* [WHAT IS ASKED] Return a copy of each line that holds the string "Universidad".

* [RECORDS FOR THE EXERCISE]
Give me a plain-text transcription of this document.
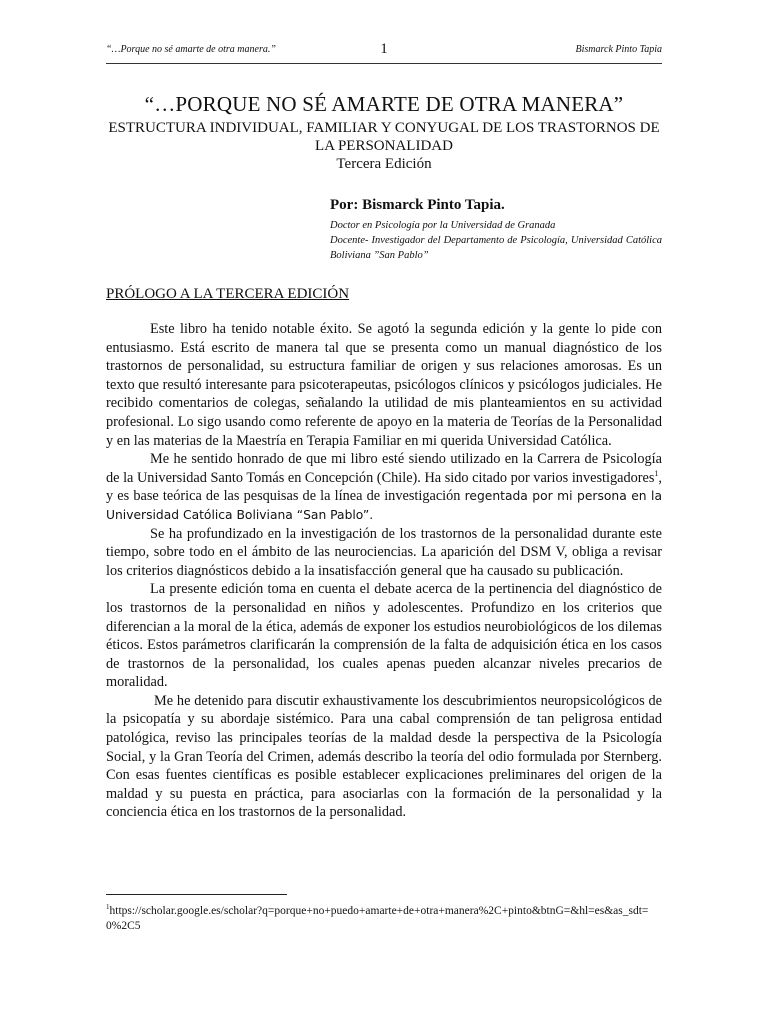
“…Porque no sé amarte de otra manera.”	1	Bismarck Pinto Tapia
“…PORQUE NO SÉ AMARTE DE OTRA MANERA”
ESTRUCTURA INDIVIDUAL, FAMILIAR Y CONYUGAL DE LOS TRASTORNOS DE LA PERSONALIDAD
Tercera Edición
Por: Bismarck Pinto Tapia.
Doctor en Psicología por la Universidad de Granada
Docente- Investigador del Departamento de Psicología, Universidad Católica Boliviana ”San Pablo”
PRÓLOGO A LA TERCERA EDICIÓN

Este libro ha tenido notable éxito. Se agotó la segunda edición y la gente lo pide con entusiasmo. Está escrito de manera tal que se presenta como un manual diagnóstico de los trastornos de personalidad, su estructura familiar de origen y sus relaciones amorosas. Es un texto que resultó interesante para psicoterapeutas, psicólogos clínicos y psicólogos judiciales. He recibido comentarios de colegas, señalando la utilidad de mis planteamientos en su actividad profesional. Lo sigo usando como referente de apoyo en la materia de Teorías de la Personalidad y en las materias de la Maestría en Terapia Familiar en mi querida Universidad Católica.

Me he sentido honrado de que mi libro esté siendo utilizado en la Carrera de Psicología de la Universidad Santo Tomás en Concepción (Chile). Ha sido citado por varios investigadores$^1$, y es base teórica de las pesquisas de la línea de investigación regentada por mi persona en la Universidad Católica Boliviana “San Pablo”.

Se ha profundizado en la investigación de los trastornos de la personalidad durante este tiempo, sobre todo en el ámbito de las neurociencias. La aparición del DSM V, obliga a revisar los criterios diagnósticos debido a la insatisfacción general que ha causado su publicación.

La presente edición toma en cuenta el debate acerca de la pertinencia del diagnóstico de los trastornos de la personalidad en niños y adolescentes. Profundizo en los criterios que diferencian a la moral de la ética, además de exponer los estudios neurobiológicos de los dilemas éticos. Estos parámetros clarificarán la comprensión de la falta de adquisición ética en los casos de trastornos de la personalidad, los cuales apenas pueden alcanzar niveles precarios de moralidad.

Me he detenido para discutir exhaustivamente los descubrimientos neuropsicológicos de la psicopatía y su abordaje sistémico. Para una cabal comprensión de tan peligrosa entidad patológica, reviso las principales teorías de la maldad desde la perspectiva de la Psicología Social, y la Gran Teoría del Crimen, además describo la teoría del odio formulada por Sternberg. Con esas fuentes científicas es posible establecer explicaciones preliminares del origen de la maldad y su puesta en práctica, para asociarlas con la formación de la personalidad y la conciencia ética en los trastornos de la personalidad.

$^1$https://scholar.google.es/scholar?q=porque+no+puedo+amarte+de+otra+manera%2C+pinto&btnG=&hl=es&as_sdt=0%2C5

* [FULL ANSWER]
Doctor en Psicología por la Universidad de Granada
Docente- Investigador del Departamento de Psicología, Universidad Católica Boliviana ”San Pablo”
Este libro ha tenido notable éxito. Se agotó la segunda edición y la gente lo pide con entusiasmo. Está escrito de manera tal que se presenta como un manual diagnóstico de los trastornos de personalidad, su estructura familiar de origen y sus relaciones amorosas. Es un texto que resultó interesante para psicoterapeutas, psicólogos clínicos y psicólogos judiciales. He recibido comentarios de colegas, señalando la utilidad de mis planteamientos en su actividad profesional. Lo sigo usando como referente de apoyo en la materia de Teorías de la Personalidad y en las materias de la Maestría en Terapia Familiar en mi querida Universidad Católica.
Me he sentido honrado de que mi libro esté siendo utilizado en la Carrera de Psicología de la Universidad Santo Tomás en Concepción (Chile). Ha sido citado por varios investigadores$^1$, y es base teórica de las pesquisas de la línea de investigación regentada por mi persona en la Universidad Católica Boliviana “San Pablo”.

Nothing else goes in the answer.